Dataset entries on figures
_ _ _ _
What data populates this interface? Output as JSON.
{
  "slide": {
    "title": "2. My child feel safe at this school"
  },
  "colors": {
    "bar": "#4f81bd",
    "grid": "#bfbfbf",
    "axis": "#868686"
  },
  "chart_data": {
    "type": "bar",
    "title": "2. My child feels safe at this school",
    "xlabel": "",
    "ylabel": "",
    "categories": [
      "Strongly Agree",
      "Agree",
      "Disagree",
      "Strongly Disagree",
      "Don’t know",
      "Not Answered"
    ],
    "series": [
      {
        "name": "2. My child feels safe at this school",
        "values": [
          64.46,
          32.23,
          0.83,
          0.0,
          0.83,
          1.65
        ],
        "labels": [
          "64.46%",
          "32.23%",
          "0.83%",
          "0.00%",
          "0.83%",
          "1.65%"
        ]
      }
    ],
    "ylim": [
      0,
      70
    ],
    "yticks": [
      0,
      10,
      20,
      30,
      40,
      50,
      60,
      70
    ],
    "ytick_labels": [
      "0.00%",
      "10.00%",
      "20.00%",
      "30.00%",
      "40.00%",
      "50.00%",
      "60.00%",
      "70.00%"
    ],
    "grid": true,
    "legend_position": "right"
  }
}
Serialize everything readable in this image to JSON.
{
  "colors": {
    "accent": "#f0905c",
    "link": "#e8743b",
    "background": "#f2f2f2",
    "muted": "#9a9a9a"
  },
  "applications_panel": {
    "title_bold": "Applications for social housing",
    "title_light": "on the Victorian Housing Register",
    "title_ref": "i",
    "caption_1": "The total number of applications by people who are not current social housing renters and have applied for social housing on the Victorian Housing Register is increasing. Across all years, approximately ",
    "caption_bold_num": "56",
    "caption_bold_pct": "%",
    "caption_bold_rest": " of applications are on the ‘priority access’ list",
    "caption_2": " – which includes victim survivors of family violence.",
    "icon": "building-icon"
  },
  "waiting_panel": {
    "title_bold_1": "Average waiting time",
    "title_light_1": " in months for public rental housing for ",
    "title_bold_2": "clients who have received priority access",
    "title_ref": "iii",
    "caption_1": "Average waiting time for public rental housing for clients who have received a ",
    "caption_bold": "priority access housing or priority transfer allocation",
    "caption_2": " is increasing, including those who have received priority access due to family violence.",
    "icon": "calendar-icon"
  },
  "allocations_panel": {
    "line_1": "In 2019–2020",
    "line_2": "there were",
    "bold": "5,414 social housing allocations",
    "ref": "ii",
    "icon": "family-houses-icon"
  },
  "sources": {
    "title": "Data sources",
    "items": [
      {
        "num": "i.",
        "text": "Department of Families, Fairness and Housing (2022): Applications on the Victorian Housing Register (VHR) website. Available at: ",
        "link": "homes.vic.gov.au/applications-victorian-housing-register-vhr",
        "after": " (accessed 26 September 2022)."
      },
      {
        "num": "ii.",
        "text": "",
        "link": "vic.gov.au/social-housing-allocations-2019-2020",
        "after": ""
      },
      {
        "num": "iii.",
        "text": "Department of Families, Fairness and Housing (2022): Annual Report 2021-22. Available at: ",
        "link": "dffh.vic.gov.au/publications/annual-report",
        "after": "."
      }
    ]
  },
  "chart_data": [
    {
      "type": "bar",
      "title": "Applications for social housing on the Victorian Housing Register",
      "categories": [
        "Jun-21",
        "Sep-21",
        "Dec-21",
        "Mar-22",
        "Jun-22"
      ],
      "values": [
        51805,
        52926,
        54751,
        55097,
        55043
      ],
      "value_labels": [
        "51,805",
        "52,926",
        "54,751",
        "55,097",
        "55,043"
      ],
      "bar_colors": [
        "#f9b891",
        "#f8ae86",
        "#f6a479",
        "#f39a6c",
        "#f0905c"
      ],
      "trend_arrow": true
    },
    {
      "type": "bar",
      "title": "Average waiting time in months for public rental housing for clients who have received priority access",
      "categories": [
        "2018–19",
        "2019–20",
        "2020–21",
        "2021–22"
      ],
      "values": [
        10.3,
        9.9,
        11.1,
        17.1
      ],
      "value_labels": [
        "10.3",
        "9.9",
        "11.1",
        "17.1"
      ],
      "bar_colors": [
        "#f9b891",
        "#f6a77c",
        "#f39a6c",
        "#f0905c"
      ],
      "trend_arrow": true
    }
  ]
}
_ _ _ _
Print the material verbatim, all of it.

> [Right answer]:
What data populates this interface? Output as JSON.
{
  "slide": {
    "title": "2. My child feel safe at this school"
  },
  "colors": {
    "bar": "#4f81bd",
    "grid": "#bfbfbf",
    "axis": "#868686"
  },
  "chart_data": {
    "type": "bar",
    "title": "2. My child feels safe at this school",
    "xlabel": "",
    "ylabel": "",
    "categories": [
      "Strongly Agree",
      "Agree",
      "Disagree",
      "Strongly Disagree",
      "Don’t know",
      "Not Answered"
    ],
    "series": [
      {
        "name": "2. My child feels safe at this school",
        "values": [
          64.46,
          32.23,
          0.83,
          0.0,
          0.83,
          1.65
        ],
        "labels": [
          "64.46%",
          "32.23%",
          "0.83%",
          "0.00%",
          "0.83%",
          "1.65%"
        ]
      }
    ],
    "ylim": [
      0,
      70
    ],
    "yticks": [
      0,
      10,
      20,
      30,
      40,
      50,
      60,
      70
    ],
    "ytick_labels": [
      "0.00%",
      "10.00%",
      "20.00%",
      "30.00%",
      "40.00%",
      "50.00%",
      "60.00%",
      "70.00%"
    ],
    "grid": true,
    "legend_position": "right"
  }
}
Serialize everything readable in this image to JSON.
{
  "colors": {
    "accent": "#f0905c",
    "link": "#e8743b",
    "background": "#f2f2f2",
    "muted": "#9a9a9a"
  },
  "applications_panel": {
    "title_bold": "Applications for social housing",
    "title_light": "on the Victorian Housing Register",
    "title_ref": "i",
    "caption_1": "The total number of applications by people who are not current social housing renters and have applied for social housing on the Victorian Housing Register is increasing. Across all years, approximately ",
    "caption_bold_num": "56",
    "caption_bold_pct": "%",
    "caption_bold_rest": " of applications are on the ‘priority access’ list",
    "caption_2": " – which includes victim survivors of family violence.",
    "icon": "building-icon"
  },
  "waiting_panel": {
    "title_bold_1": "Average waiting time",
    "title_light_1": " in months for public rental housing for ",
    "title_bold_2": "clients who have received priority access",
    "title_ref": "iii",
    "caption_1": "Average waiting time for public rental housing for clients who have received a ",
    "caption_bold": "priority access housing or priority transfer allocation",
    "caption_2": " is increasing, including those who have received priority access due to family violence.",
    "icon": "calendar-icon"
  },
  "allocations_panel": {
    "line_1": "In 2019–2020",
    "line_2": "there were",
    "bold": "5,414 social housing allocations",
    "ref": "ii",
    "icon": "family-houses-icon"
  },
  "sources": {
    "title": "Data sources",
    "items": [
      {
        "num": "i.",
        "text": "Department of Families, Fairness and Housing (2022): Applications on the Victorian Housing Register (VHR) website. Available at: ",
        "link": "homes.vic.gov.au/applications-victorian-housing-register-vhr",
        "after": " (accessed 26 September 2022)."
      },
      {
        "num": "ii.",
        "text": "",
        "link": "vic.gov.au/social-housing-allocations-2019-2020",
        "after": ""
      },
      {
        "num": "iii.",
        "text": "Department of Families, Fairness and Housing (2022): Annual Report 2021-22. Available at: ",
        "link": "dffh.vic.gov.au/publications/annual-report",
        "after": "."
      }
    ]
  },
  "chart_data": [
    {
      "type": "bar",
      "title": "Applications for social housing on the Victorian Housing Register",
      "categories": [
        "Jun-21",
        "Sep-21",
        "Dec-21",
        "Mar-22",
        "Jun-22"
      ],
      "values": [
        51805,
        52926,
        54751,
        55097,
        55043
      ],
      "value_labels": [
        "51,805",
        "52,926",
        "54,751",
        "55,097",
        "55,043"
      ],
      "bar_colors": [
        "#f9b891",
        "#f8ae86",
        "#f6a479",
        "#f39a6c",
        "#f0905c"
      ],
      "trend_arrow": true
    },
    {
      "type": "bar",
      "title": "Average waiting time in months for public rental housing for clients who have received priority access",
      "categories": [
        "2018–19",
        "2019–20",
        "2020–21",
        "2021–22"
      ],
      "values": [
        10.3,
        9.9,
        11.1,
        17.1
      ],
      "value_labels": [
        "10.3",
        "9.9",
        "11.1",
        "17.1"
      ],
      "bar_colors": [
        "#f9b891",
        "#f6a77c",
        "#f39a6c",
        "#f0905c"
      ],
      "trend_arrow": true
    }
  ]
}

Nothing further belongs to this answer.